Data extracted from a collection
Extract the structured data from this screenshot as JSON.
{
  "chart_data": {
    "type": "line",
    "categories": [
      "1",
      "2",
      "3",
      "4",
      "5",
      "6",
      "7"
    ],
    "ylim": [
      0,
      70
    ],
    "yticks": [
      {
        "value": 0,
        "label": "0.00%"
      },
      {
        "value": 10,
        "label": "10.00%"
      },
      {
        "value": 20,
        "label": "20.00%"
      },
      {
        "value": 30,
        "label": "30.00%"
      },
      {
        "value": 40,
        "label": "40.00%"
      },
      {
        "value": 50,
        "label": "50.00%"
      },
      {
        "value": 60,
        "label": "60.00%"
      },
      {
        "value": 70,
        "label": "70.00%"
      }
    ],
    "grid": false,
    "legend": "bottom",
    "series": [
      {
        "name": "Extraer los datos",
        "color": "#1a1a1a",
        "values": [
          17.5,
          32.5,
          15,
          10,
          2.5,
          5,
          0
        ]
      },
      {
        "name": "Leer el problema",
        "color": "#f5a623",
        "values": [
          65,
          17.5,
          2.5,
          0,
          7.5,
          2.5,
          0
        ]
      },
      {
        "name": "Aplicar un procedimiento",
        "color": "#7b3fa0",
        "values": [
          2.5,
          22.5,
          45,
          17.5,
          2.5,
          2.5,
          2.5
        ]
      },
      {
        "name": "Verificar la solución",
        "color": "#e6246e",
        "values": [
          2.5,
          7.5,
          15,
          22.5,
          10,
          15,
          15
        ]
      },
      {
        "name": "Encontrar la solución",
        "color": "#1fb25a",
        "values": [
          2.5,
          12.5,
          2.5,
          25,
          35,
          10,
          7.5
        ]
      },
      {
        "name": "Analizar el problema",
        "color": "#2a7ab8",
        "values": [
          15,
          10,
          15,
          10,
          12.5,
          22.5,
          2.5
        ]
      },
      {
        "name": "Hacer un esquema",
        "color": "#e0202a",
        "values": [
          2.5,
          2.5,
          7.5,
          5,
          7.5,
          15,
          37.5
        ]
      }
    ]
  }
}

_Directions:_ Each record above should be returned exactly as it appears.

_Exercise solution:_
Extract the structured data from this screenshot as JSON.
{
  "chart_data": {
    "type": "line",
    "categories": [
      "1",
      "2",
      "3",
      "4",
      "5",
      "6",
      "7"
    ],
    "ylim": [
      0,
      70
    ],
    "yticks": [
      {
        "value": 0,
        "label": "0.00%"
      },
      {
        "value": 10,
        "label": "10.00%"
      },
      {
        "value": 20,
        "label": "20.00%"
      },
      {
        "value": 30,
        "label": "30.00%"
      },
      {
        "value": 40,
        "label": "40.00%"
      },
      {
        "value": 50,
        "label": "50.00%"
      },
      {
        "value": 60,
        "label": "60.00%"
      },
      {
        "value": 70,
        "label": "70.00%"
      }
    ],
    "grid": false,
    "legend": "bottom",
    "series": [
      {
        "name": "Extraer los datos",
        "color": "#1a1a1a",
        "values": [
          17.5,
          32.5,
          15,
          10,
          2.5,
          5,
          0
        ]
      },
      {
        "name": "Leer el problema",
        "color": "#f5a623",
        "values": [
          65,
          17.5,
          2.5,
          0,
          7.5,
          2.5,
          0
        ]
      },
      {
        "name": "Aplicar un procedimiento",
        "color": "#7b3fa0",
        "values": [
          2.5,
          22.5,
          45,
          17.5,
          2.5,
          2.5,
          2.5
        ]
      },
      {
        "name": "Verificar la solución",
        "color": "#e6246e",
        "values": [
          2.5,
          7.5,
          15,
          22.5,
          10,
          15,
          15
        ]
      },
      {
        "name": "Encontrar la solución",
        "color": "#1fb25a",
        "values": [
          2.5,
          12.5,
          2.5,
          25,
          35,
          10,
          7.5
        ]
      },
      {
        "name": "Analizar el problema",
        "color": "#2a7ab8",
        "values": [
          15,
          10,
          15,
          10,
          12.5,
          22.5,
          2.5
        ]
      },
      {
        "name": "Hacer un esquema",
        "color": "#e0202a",
        "values": [
          2.5,
          2.5,
          7.5,
          5,
          7.5,
          15,
          37.5
        ]
      }
    ]
  }
}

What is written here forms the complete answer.